§ Given request: Output the full listing below exactly as it reads, and skip anything that is a picture.

§ Supplied records:
-------------------------

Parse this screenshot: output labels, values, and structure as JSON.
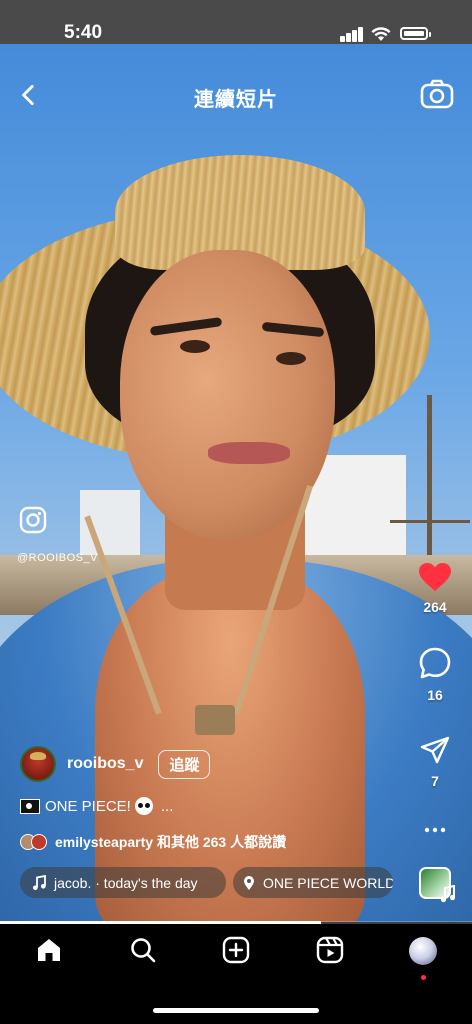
{
  "status_bar": {
    "time": "5:40"
  },
  "header": {
    "title": "連續短片"
  },
  "watermark": {
    "handle": "@ROOIBOS_V"
  },
  "actions": {
    "likes_count": "264",
    "comments_count": "16",
    "shares_count": "7"
  },
  "author": {
    "username": "rooibos_v",
    "follow_label": "追蹤"
  },
  "caption": {
    "text": "ONE PIECE!",
    "more": "..."
  },
  "liked_by": {
    "text": "emilysteaparty 和其他 263 人都說讚"
  },
  "music": {
    "label": "jacob. · today's the day"
  },
  "location": {
    "label": "ONE PIECE WORLD"
  },
  "playback": {
    "progress": 0.68
  },
  "colors": {
    "like_red": "#ff3040",
    "profile_dot": "#ff2d55"
  },
  "icons": {
    "back": "chevron-left-icon",
    "camera": "camera-icon",
    "like": "heart-icon",
    "comment": "comment-bubble-icon",
    "share": "paper-plane-icon",
    "more": "more-dots-icon",
    "music": "music-note-icon",
    "location": "location-pin-icon",
    "tab_home": "home-icon",
    "tab_search": "search-icon",
    "tab_create": "create-plus-icon",
    "tab_reels": "reels-icon",
    "tab_profile": "profile-avatar"
  }
}
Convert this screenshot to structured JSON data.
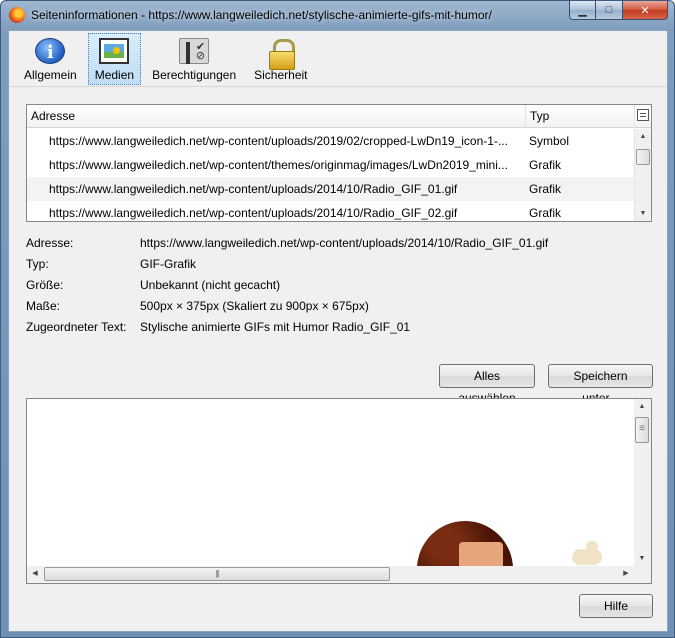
{
  "window": {
    "title": "Seiteninformationen - https://www.langweiledich.net/stylische-animierte-gifs-mit-humor/"
  },
  "toolbar": {
    "tabs": [
      {
        "label": "Allgemein",
        "icon": "info-icon",
        "active": false
      },
      {
        "label": "Medien",
        "icon": "media-icon",
        "active": true
      },
      {
        "label": "Berechtigungen",
        "icon": "permissions-icon",
        "active": false
      },
      {
        "label": "Sicherheit",
        "icon": "lock-icon",
        "active": false
      }
    ]
  },
  "media_list": {
    "columns": [
      "Adresse",
      "Typ"
    ],
    "rows": [
      {
        "address": "https://www.langweiledich.net/wp-content/uploads/2019/02/cropped-LwDn19_icon-1-...",
        "type": "Symbol"
      },
      {
        "address": "https://www.langweiledich.net/wp-content/themes/originmag/images/LwDn2019_mini...",
        "type": "Grafik"
      },
      {
        "address": "https://www.langweiledich.net/wp-content/uploads/2014/10/Radio_GIF_01.gif",
        "type": "Grafik"
      },
      {
        "address": "https://www.langweiledich.net/wp-content/uploads/2014/10/Radio_GIF_02.gif",
        "type": "Grafik"
      }
    ]
  },
  "details": [
    {
      "label": "Adresse:",
      "value": "https://www.langweiledich.net/wp-content/uploads/2014/10/Radio_GIF_01.gif"
    },
    {
      "label": "Typ:",
      "value": "GIF-Grafik"
    },
    {
      "label": "Größe:",
      "value": "Unbekannt (nicht gecacht)"
    },
    {
      "label": "Maße:",
      "value": "500px × 375px (Skaliert zu 900px × 675px)"
    },
    {
      "label": "Zugeordneter Text:",
      "value": "Stylische animierte GIFs mit Humor Radio_GIF_01"
    }
  ],
  "buttons": {
    "select_all": "Alles auswählen",
    "save_as": "Speichern unter...",
    "help": "Hilfe"
  }
}
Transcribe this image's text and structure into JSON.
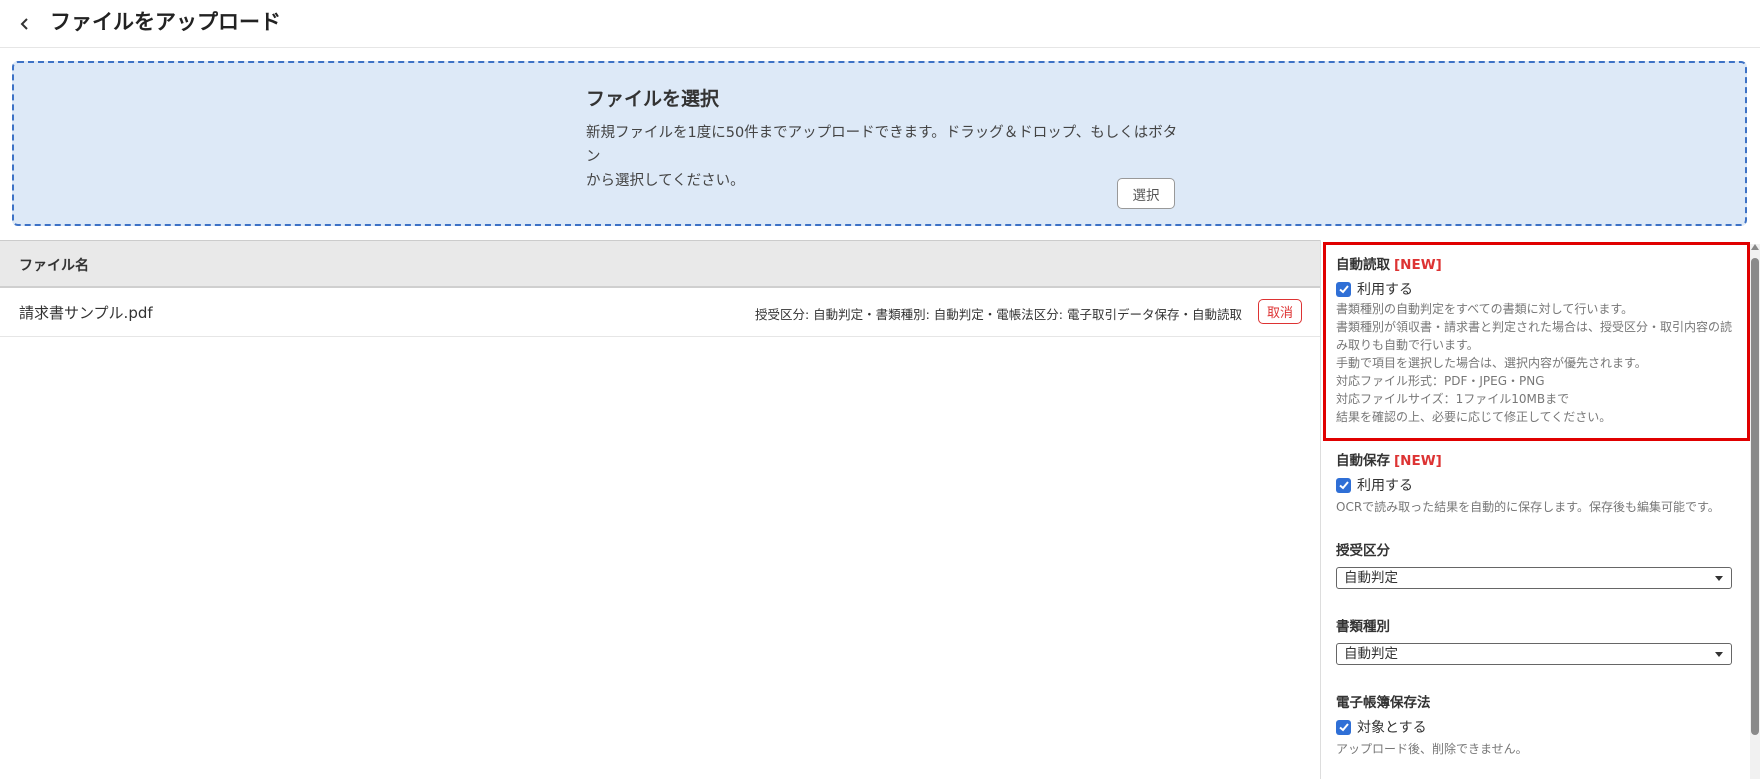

-------------------------

§ Exercise response:
Parse this screenshot: output labels, values, and structure as JSON.
{
  "status_bar": {
    "time": "5:40"
  },
  "header": {
    "title": "連續短片"
  },
  "watermark": {
    "handle": "@ROOIBOS_V"
  },
  "actions": {
    "likes_count": "264",
    "comments_count": "16",
    "shares_count": "7"
  },
  "author": {
    "username": "rooibos_v",
    "follow_label": "追蹤"
  },
  "caption": {
    "text": "ONE PIECE!",
    "more": "..."
  },
  "liked_by": {
    "text": "emilysteaparty 和其他 263 人都說讚"
  },
  "music": {
    "label": "jacob. · today's the day"
  },
  "location": {
    "label": "ONE PIECE WORLD"
  },
  "playback": {
    "progress": 0.68
  },
  "colors": {
    "like_red": "#ff3040",
    "profile_dot": "#ff2d55"
  },
  "icons": {
    "back": "chevron-left-icon",
    "camera": "camera-icon",
    "like": "heart-icon",
    "comment": "comment-bubble-icon",
    "share": "paper-plane-icon",
    "more": "more-dots-icon",
    "music": "music-note-icon",
    "location": "location-pin-icon",
    "tab_home": "home-icon",
    "tab_search": "search-icon",
    "tab_create": "create-plus-icon",
    "tab_reels": "reels-icon",
    "tab_profile": "profile-avatar"
  }
}
Convert this screenshot to structured JSON data.
{
  "window": {
    "title": "Seiteninformationen - https://www.langweiledich.net/stylische-animierte-gifs-mit-humor/"
  },
  "toolbar": {
    "tabs": [
      {
        "label": "Allgemein",
        "icon": "info-icon",
        "active": false
      },
      {
        "label": "Medien",
        "icon": "media-icon",
        "active": true
      },
      {
        "label": "Berechtigungen",
        "icon": "permissions-icon",
        "active": false
      },
      {
        "label": "Sicherheit",
        "icon": "lock-icon",
        "active": false
      }
    ]
  },
  "media_list": {
    "columns": [
      "Adresse",
      "Typ"
    ],
    "rows": [
      {
        "address": "https://www.langweiledich.net/wp-content/uploads/2019/02/cropped-LwDn19_icon-1-...",
        "type": "Symbol"
      },
      {
        "address": "https://www.langweiledich.net/wp-content/themes/originmag/images/LwDn2019_mini...",
        "type": "Grafik"
      },
      {
        "address": "https://www.langweiledich.net/wp-content/uploads/2014/10/Radio_GIF_01.gif",
        "type": "Grafik"
      },
      {
        "address": "https://www.langweiledich.net/wp-content/uploads/2014/10/Radio_GIF_02.gif",
        "type": "Grafik"
      }
    ]
  },
  "details": [
    {
      "label": "Adresse:",
      "value": "https://www.langweiledich.net/wp-content/uploads/2014/10/Radio_GIF_01.gif"
    },
    {
      "label": "Typ:",
      "value": "GIF-Grafik"
    },
    {
      "label": "Größe:",
      "value": "Unbekannt (nicht gecacht)"
    },
    {
      "label": "Maße:",
      "value": "500px × 375px (Skaliert zu 900px × 675px)"
    },
    {
      "label": "Zugeordneter Text:",
      "value": "Stylische animierte GIFs mit Humor Radio_GIF_01"
    }
  ],
  "buttons": {
    "select_all": "Alles auswählen",
    "save_as": "Speichern unter...",
    "help": "Hilfe"
  }
}
Transcribe this image's text and structure into JSON.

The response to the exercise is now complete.